--- SHORT EXERCISE ---
Go through the entries one line at a time, and gather every line that has the word "uplift".

--- Dataset excerpt ---
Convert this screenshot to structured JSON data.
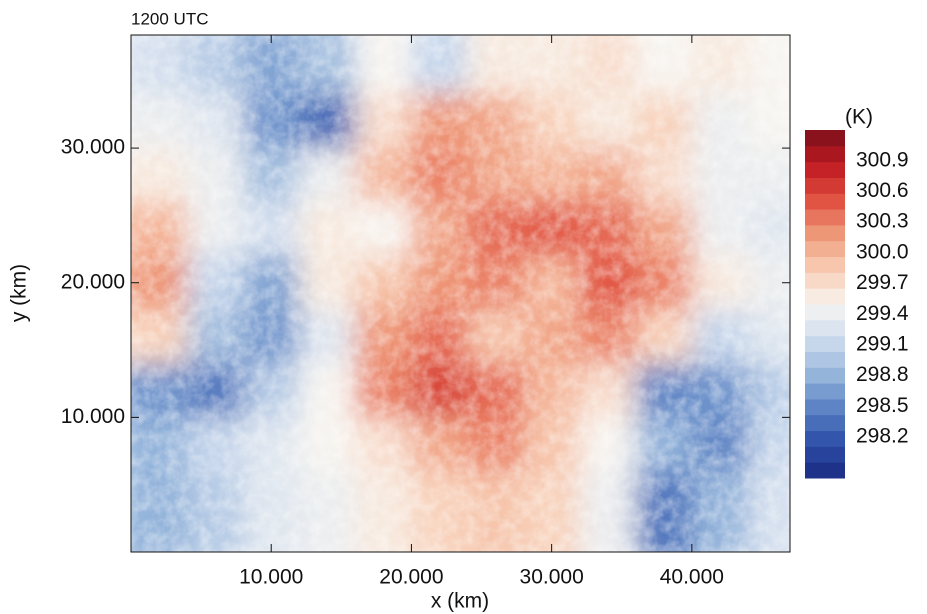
{
  "chart_data": {
    "type": "heatmap",
    "title": "1200 UTC",
    "xlabel": "x (km)",
    "ylabel": "y (km)",
    "colorbar_label": "(K)",
    "xlim": [
      0,
      47
    ],
    "ylim": [
      0,
      38.4
    ],
    "xticks": [
      {
        "value": 10,
        "label": "10.000"
      },
      {
        "value": 20,
        "label": "20.000"
      },
      {
        "value": 30,
        "label": "30.000"
      },
      {
        "value": 40,
        "label": "40.000"
      }
    ],
    "yticks": [
      {
        "value": 10,
        "label": "10.000"
      },
      {
        "value": 20,
        "label": "20.000"
      },
      {
        "value": 30,
        "label": "30.000"
      }
    ],
    "clim": [
      297.8,
      301.2
    ],
    "cticks": [
      300.9,
      300.6,
      300.3,
      {
        "value": 300.0,
        "label": "300.0"
      },
      299.7,
      299.4,
      299.1,
      298.8,
      298.5,
      298.2
    ],
    "colormap": [
      "#1a2a80",
      "#2d4fa8",
      "#5b82c4",
      "#97b6db",
      "#cfdcee",
      "#f7f4f0",
      "#f8cdb4",
      "#ef9a7a",
      "#e0503f",
      "#c01b22",
      "#7a0f1a"
    ],
    "x": [
      2,
      6,
      10,
      14,
      18,
      22,
      26,
      30,
      34,
      38,
      42,
      46
    ],
    "y": [
      36,
      32,
      28,
      24,
      20,
      16,
      12,
      8,
      4
    ],
    "z": [
      [
        299.2,
        299.0,
        298.7,
        298.9,
        299.5,
        299.1,
        299.6,
        299.6,
        299.7,
        299.5,
        299.6,
        299.5
      ],
      [
        299.4,
        299.3,
        298.6,
        298.3,
        299.7,
        300.2,
        300.1,
        299.8,
        299.6,
        299.8,
        299.4,
        299.5
      ],
      [
        299.6,
        299.4,
        298.9,
        299.4,
        300.0,
        300.3,
        300.1,
        300.0,
        300.1,
        299.7,
        299.4,
        299.4
      ],
      [
        300.0,
        299.4,
        299.2,
        299.6,
        299.5,
        300.1,
        300.4,
        300.5,
        300.4,
        300.1,
        299.4,
        299.3
      ],
      [
        300.2,
        299.1,
        298.7,
        299.6,
        299.9,
        300.2,
        300.3,
        300.0,
        300.5,
        300.3,
        299.6,
        299.4
      ],
      [
        299.8,
        298.9,
        298.6,
        299.3,
        300.2,
        300.4,
        299.9,
        300.1,
        300.3,
        299.8,
        299.1,
        299.3
      ],
      [
        298.6,
        298.4,
        299.0,
        299.5,
        300.3,
        300.6,
        300.4,
        300.0,
        299.7,
        298.5,
        298.6,
        299.0
      ],
      [
        298.8,
        299.1,
        299.3,
        299.5,
        299.7,
        300.1,
        300.3,
        299.9,
        299.5,
        298.8,
        298.5,
        299.1
      ],
      [
        298.8,
        299.0,
        299.3,
        299.4,
        299.6,
        299.8,
        299.9,
        299.8,
        299.4,
        298.4,
        298.8,
        299.2
      ]
    ]
  }
}
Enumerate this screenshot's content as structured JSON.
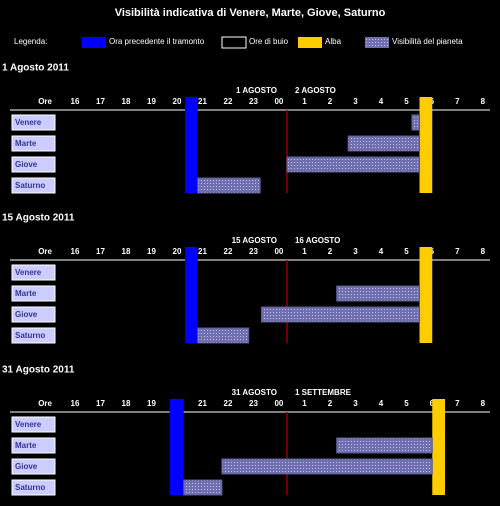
{
  "title": "Visibilità indicativa di Venere, Marte, Giove, Saturno",
  "legend": {
    "title": "Legenda:",
    "items": [
      {
        "name": "Ora precedente il tramonto",
        "color": "#0000ff"
      },
      {
        "name": "Ore di buio",
        "color": "#000000"
      },
      {
        "name": "Alba",
        "color": "#ffcc00"
      },
      {
        "name": "Visibilità del pianeta",
        "color": "#7070b0"
      }
    ]
  },
  "chart_data": [
    {
      "type": "gantt",
      "title": "1 Agosto 2011",
      "day_labels": [
        "1 AGOSTO",
        "2 AGOSTO"
      ],
      "x_label": "Ore",
      "xlim": [
        15,
        32.2
      ],
      "xticks": [
        16,
        17,
        18,
        19,
        20,
        21,
        22,
        23,
        {
          "value": 24,
          "label": "00"
        },
        {
          "value": 25,
          "label": "1"
        },
        {
          "value": 26,
          "label": "2"
        },
        {
          "value": 27,
          "label": "3"
        },
        {
          "value": 28,
          "label": "4"
        },
        {
          "value": 29,
          "label": "5"
        },
        {
          "value": 30,
          "label": "6"
        },
        {
          "value": 31,
          "label": "7"
        },
        {
          "value": 32,
          "label": "8"
        }
      ],
      "divider": 24,
      "sunset": [
        20.0,
        20.5
      ],
      "dawn": [
        29.2,
        29.7
      ],
      "categories": [
        "Venere",
        "Marte",
        "Giove",
        "Saturno"
      ],
      "starts": [
        28.9,
        26.4,
        24.0,
        20.5
      ],
      "ends": [
        29.2,
        29.2,
        29.2,
        22.95
      ]
    },
    {
      "type": "gantt",
      "title": "15 Agosto 2011",
      "day_labels": [
        "15 AGOSTO",
        "16 AGOSTO"
      ],
      "x_label": "Ore",
      "xlim": [
        15,
        32.2
      ],
      "xticks": [
        16,
        17,
        18,
        19,
        20,
        21,
        22,
        23,
        {
          "value": 24,
          "label": "00"
        },
        {
          "value": 25,
          "label": "1"
        },
        {
          "value": 26,
          "label": "2"
        },
        {
          "value": 27,
          "label": "3"
        },
        {
          "value": 28,
          "label": "4"
        },
        {
          "value": 29,
          "label": "5"
        },
        {
          "value": 30,
          "label": "6"
        },
        {
          "value": 31,
          "label": "7"
        },
        {
          "value": 32,
          "label": "8"
        }
      ],
      "divider": 24,
      "sunset": [
        20.0,
        20.5
      ],
      "dawn": [
        29.2,
        29.7
      ],
      "categories": [
        "Venere",
        "Marte",
        "Giove",
        "Saturno"
      ],
      "starts": [
        null,
        25.95,
        23.0,
        20.5
      ],
      "ends": [
        null,
        29.2,
        29.2,
        22.5
      ]
    },
    {
      "type": "gantt",
      "title": "31  Agosto 2011",
      "day_labels": [
        "31  AGOSTO",
        "1 SETTEMBRE"
      ],
      "x_label": "Ore",
      "xlim": [
        15,
        32.2
      ],
      "xticks": [
        16,
        17,
        18,
        19,
        20,
        21,
        22,
        23,
        {
          "value": 24,
          "label": "00"
        },
        {
          "value": 25,
          "label": "1"
        },
        {
          "value": 26,
          "label": "2"
        },
        {
          "value": 27,
          "label": "3"
        },
        {
          "value": 28,
          "label": "4"
        },
        {
          "value": 29,
          "label": "5"
        },
        {
          "value": 30,
          "label": "6"
        },
        {
          "value": 31,
          "label": "7"
        },
        {
          "value": 32,
          "label": "8"
        }
      ],
      "divider": 24,
      "sunset": [
        19.4,
        19.95
      ],
      "dawn": [
        29.7,
        30.2
      ],
      "categories": [
        "Venere",
        "Marte",
        "Giove",
        "Saturno"
      ],
      "starts": [
        null,
        25.95,
        21.45,
        19.95
      ],
      "ends": [
        null,
        29.7,
        29.7,
        21.45
      ]
    }
  ]
}
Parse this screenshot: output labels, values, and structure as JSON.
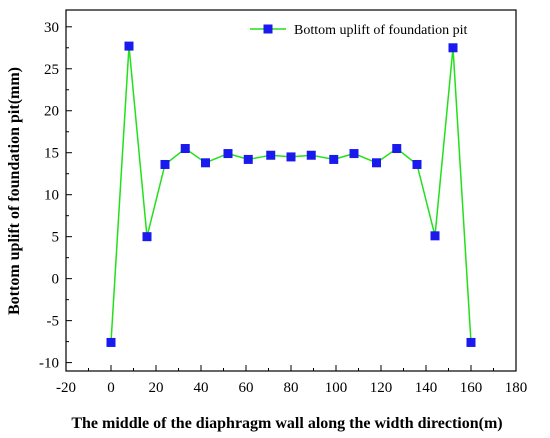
{
  "chart_data": {
    "type": "line",
    "xlabel": "The middle of the diaphragm wall along the width direction(m)",
    "ylabel": "Bottom uplift of foundation pit(mm)",
    "xlim": [
      -20,
      180
    ],
    "ylim": [
      -11,
      32
    ],
    "xticks": [
      -20,
      0,
      20,
      40,
      60,
      80,
      100,
      120,
      140,
      160,
      180
    ],
    "yticks": [
      -10,
      -5,
      0,
      5,
      10,
      15,
      20,
      25,
      30
    ],
    "legend_position": "top-right",
    "series": [
      {
        "name": "Bottom uplift of foundation pit",
        "line_color": "#22e01a",
        "marker_color": "#1a1aee",
        "x": [
          0,
          8,
          16,
          24,
          33,
          42,
          52,
          61,
          71,
          80,
          89,
          99,
          108,
          118,
          127,
          136,
          144,
          152,
          160
        ],
        "y": [
          -7.6,
          27.7,
          5.0,
          13.6,
          15.5,
          13.8,
          14.9,
          14.2,
          14.7,
          14.5,
          14.7,
          14.2,
          14.9,
          13.8,
          15.5,
          13.6,
          5.1,
          27.5,
          -7.6
        ]
      }
    ]
  }
}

--- TASK RESULT ---
    "ylabel": "Bottom uplift of foundation pit(mm)",
        "name": "Bottom uplift of foundation pit",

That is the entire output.